| Task |
Copy each line below that contains "Realizadas".

| The input |
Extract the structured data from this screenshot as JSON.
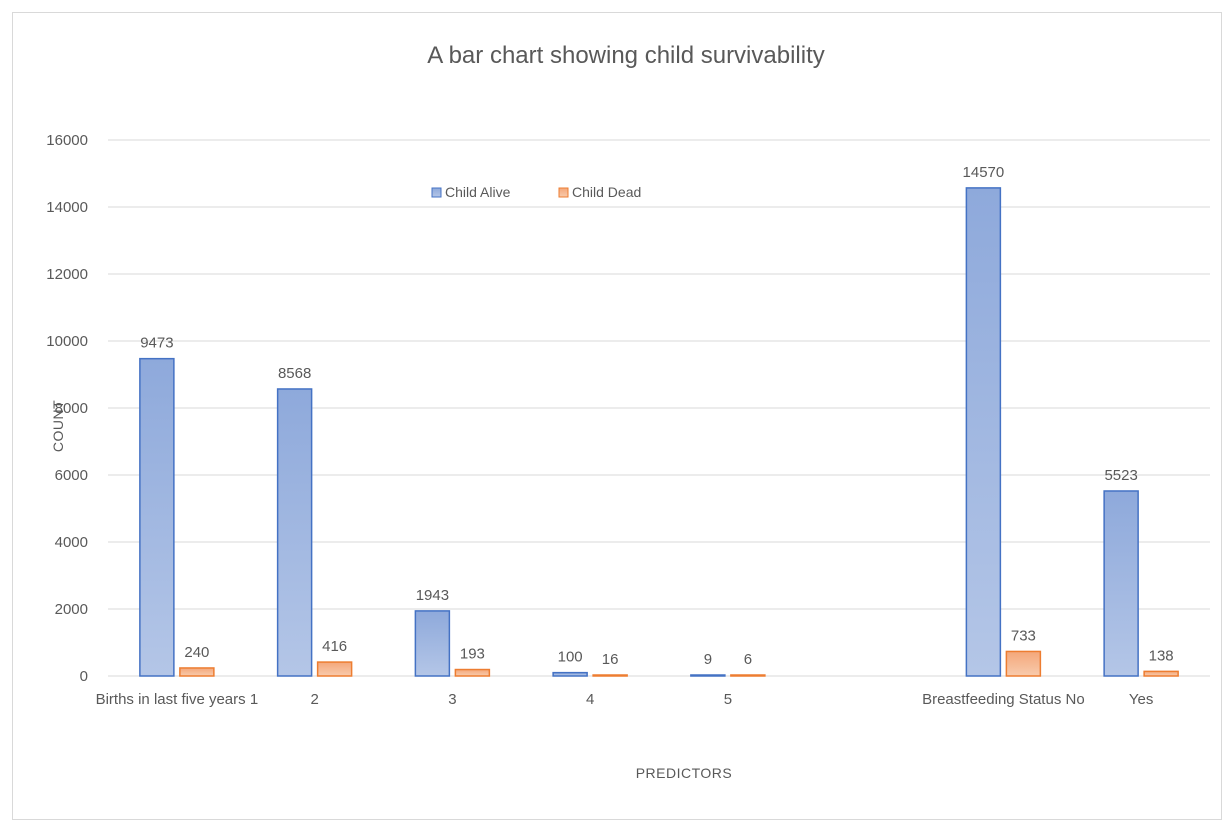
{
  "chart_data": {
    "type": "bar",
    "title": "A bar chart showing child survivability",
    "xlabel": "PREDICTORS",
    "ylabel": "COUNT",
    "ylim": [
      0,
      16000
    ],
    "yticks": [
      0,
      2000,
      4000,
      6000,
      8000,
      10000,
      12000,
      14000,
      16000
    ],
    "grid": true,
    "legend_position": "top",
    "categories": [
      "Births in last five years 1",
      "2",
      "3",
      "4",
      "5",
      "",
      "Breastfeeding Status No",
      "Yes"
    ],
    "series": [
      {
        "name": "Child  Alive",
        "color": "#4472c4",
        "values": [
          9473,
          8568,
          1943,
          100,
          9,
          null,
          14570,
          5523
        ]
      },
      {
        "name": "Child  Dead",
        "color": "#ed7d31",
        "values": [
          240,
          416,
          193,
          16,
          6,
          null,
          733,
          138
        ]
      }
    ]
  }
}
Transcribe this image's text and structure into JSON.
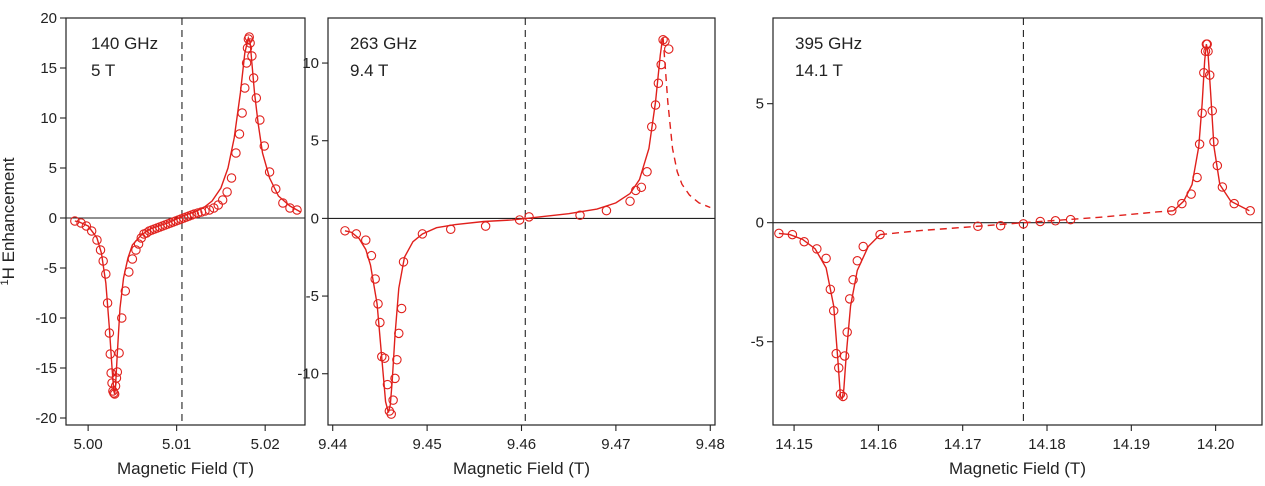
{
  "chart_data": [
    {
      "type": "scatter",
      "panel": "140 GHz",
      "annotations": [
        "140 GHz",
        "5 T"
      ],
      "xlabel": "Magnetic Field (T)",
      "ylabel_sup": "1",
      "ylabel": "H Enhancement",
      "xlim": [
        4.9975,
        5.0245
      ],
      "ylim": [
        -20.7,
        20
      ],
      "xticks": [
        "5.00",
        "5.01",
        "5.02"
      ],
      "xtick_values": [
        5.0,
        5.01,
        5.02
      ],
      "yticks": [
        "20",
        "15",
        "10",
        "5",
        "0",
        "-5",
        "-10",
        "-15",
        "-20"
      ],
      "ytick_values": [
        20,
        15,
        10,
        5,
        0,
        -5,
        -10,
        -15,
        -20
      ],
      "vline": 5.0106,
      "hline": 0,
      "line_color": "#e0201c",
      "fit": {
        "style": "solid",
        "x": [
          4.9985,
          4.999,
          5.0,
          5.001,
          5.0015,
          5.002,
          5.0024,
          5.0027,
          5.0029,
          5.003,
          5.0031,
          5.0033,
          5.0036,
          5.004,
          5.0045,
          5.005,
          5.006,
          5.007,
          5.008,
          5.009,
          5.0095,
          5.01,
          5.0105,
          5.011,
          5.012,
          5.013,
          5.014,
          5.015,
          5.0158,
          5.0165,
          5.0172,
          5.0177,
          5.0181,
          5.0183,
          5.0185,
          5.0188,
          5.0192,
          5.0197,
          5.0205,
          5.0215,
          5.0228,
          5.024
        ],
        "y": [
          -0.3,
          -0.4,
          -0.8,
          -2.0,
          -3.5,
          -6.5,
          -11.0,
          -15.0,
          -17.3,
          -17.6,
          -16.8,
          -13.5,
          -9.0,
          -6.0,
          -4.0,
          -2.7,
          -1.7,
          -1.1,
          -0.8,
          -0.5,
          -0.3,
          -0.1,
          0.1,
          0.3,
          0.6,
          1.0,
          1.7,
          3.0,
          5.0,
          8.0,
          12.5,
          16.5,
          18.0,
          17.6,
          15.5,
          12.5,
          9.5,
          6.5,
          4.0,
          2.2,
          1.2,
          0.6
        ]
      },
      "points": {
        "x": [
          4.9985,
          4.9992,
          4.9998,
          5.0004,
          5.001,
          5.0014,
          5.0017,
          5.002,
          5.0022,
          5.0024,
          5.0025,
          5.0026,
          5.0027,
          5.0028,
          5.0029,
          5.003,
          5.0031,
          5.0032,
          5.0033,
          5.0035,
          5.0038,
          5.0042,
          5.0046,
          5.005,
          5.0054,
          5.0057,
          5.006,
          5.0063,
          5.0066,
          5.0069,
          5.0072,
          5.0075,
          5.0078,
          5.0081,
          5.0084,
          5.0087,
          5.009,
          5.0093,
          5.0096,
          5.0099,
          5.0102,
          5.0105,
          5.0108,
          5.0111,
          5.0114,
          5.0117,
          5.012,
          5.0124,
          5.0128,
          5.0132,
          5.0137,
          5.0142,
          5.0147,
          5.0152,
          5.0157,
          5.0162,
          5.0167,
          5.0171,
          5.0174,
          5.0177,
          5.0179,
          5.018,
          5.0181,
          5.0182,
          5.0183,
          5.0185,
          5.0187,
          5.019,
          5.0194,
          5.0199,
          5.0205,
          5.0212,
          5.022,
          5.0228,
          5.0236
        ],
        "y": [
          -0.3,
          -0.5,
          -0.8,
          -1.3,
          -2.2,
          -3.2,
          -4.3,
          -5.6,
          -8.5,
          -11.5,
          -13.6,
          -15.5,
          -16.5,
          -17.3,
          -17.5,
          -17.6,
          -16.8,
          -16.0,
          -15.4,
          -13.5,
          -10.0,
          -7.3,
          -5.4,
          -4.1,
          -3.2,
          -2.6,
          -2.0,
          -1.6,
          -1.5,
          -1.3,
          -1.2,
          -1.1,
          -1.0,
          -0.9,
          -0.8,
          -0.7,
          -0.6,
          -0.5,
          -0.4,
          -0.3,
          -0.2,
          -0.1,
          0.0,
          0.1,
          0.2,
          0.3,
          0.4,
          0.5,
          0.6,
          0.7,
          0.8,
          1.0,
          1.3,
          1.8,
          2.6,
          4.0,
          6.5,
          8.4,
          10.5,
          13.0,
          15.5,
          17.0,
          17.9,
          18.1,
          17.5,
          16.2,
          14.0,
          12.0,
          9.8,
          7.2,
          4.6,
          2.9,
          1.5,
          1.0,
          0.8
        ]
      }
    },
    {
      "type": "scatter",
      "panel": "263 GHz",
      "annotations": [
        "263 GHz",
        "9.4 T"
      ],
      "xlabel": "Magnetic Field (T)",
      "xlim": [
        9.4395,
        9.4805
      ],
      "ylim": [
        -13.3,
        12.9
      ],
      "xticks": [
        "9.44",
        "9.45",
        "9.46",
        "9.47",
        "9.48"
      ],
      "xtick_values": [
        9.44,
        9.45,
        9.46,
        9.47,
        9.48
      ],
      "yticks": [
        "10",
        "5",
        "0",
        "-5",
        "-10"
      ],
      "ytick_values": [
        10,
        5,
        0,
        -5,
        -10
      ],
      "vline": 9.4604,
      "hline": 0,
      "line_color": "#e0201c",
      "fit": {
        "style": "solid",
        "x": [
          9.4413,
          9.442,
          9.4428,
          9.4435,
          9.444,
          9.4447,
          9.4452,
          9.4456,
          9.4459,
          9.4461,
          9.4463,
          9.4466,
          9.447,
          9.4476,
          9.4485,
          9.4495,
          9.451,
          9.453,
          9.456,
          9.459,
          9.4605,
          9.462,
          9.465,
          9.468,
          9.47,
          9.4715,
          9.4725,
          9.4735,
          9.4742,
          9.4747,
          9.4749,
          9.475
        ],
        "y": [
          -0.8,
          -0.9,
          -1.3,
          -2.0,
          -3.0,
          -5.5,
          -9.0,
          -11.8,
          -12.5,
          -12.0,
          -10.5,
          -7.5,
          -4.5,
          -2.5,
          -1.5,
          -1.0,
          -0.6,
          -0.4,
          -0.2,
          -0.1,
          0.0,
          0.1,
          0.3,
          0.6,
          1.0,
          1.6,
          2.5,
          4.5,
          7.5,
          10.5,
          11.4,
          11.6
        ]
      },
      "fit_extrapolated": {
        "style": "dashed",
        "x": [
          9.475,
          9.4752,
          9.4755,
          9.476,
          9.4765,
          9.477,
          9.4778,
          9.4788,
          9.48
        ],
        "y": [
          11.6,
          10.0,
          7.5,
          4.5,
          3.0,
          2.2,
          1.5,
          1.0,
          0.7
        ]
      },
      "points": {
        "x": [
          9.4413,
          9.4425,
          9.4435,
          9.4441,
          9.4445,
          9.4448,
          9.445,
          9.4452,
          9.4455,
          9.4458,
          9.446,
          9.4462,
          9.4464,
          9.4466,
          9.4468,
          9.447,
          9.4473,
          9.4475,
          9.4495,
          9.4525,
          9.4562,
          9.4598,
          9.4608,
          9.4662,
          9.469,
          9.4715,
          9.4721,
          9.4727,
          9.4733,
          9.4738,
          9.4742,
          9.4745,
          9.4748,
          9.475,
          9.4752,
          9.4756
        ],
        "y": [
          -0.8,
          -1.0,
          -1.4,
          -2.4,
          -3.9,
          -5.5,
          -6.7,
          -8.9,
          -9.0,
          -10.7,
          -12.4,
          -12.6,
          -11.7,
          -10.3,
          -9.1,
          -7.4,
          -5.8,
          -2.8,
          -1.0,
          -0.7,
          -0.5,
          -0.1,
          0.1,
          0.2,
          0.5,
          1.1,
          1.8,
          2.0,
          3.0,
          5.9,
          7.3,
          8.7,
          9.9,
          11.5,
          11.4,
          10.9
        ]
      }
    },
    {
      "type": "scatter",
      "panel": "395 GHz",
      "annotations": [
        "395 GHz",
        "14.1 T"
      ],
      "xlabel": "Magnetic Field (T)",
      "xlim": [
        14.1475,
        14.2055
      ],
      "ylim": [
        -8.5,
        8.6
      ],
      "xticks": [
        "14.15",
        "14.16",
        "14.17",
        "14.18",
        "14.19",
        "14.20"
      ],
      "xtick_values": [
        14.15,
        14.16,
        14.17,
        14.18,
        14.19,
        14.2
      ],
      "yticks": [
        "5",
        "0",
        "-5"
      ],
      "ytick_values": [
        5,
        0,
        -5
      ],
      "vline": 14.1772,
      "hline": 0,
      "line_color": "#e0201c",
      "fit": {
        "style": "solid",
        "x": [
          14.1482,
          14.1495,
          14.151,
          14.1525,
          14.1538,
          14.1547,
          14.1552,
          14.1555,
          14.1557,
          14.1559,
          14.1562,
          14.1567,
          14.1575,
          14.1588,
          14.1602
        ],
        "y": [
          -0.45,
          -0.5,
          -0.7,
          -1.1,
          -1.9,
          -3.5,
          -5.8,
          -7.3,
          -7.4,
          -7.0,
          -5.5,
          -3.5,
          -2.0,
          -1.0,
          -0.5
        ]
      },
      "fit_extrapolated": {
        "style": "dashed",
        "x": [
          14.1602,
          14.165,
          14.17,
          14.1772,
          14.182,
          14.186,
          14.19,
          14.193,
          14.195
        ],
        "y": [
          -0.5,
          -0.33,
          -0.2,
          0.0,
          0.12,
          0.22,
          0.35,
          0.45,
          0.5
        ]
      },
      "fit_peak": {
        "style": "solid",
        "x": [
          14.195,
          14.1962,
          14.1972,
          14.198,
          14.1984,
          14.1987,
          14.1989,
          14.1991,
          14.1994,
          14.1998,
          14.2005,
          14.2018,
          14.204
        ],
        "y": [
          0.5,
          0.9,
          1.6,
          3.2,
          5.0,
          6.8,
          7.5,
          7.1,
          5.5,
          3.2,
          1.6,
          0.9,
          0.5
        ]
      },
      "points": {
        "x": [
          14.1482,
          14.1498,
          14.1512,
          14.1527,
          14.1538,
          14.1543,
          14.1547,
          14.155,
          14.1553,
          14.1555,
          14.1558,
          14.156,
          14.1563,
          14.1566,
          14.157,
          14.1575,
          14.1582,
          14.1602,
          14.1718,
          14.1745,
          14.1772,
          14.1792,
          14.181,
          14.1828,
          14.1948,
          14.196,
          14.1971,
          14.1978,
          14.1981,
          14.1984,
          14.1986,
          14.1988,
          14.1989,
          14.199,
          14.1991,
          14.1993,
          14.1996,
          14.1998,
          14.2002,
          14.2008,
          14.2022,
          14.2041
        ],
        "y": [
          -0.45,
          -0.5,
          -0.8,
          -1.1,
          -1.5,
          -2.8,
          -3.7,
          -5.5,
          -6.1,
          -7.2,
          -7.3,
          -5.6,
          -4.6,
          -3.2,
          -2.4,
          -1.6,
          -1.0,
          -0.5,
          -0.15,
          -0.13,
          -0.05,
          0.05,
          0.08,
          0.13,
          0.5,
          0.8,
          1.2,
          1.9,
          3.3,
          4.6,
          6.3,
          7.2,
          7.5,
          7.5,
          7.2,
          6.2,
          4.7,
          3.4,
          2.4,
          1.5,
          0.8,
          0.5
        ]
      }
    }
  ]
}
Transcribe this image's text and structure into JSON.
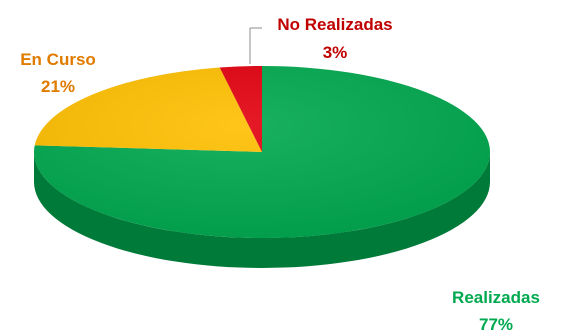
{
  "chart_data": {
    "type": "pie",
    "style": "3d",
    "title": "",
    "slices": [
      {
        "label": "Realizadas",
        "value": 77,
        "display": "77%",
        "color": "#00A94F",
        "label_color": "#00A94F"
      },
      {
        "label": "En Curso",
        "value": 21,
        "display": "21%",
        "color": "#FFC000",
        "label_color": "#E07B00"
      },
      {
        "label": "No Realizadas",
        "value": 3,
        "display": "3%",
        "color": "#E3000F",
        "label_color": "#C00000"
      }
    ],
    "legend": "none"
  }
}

| Result for this task |
        "label": "Realizadas",
        "label": "No Realizadas",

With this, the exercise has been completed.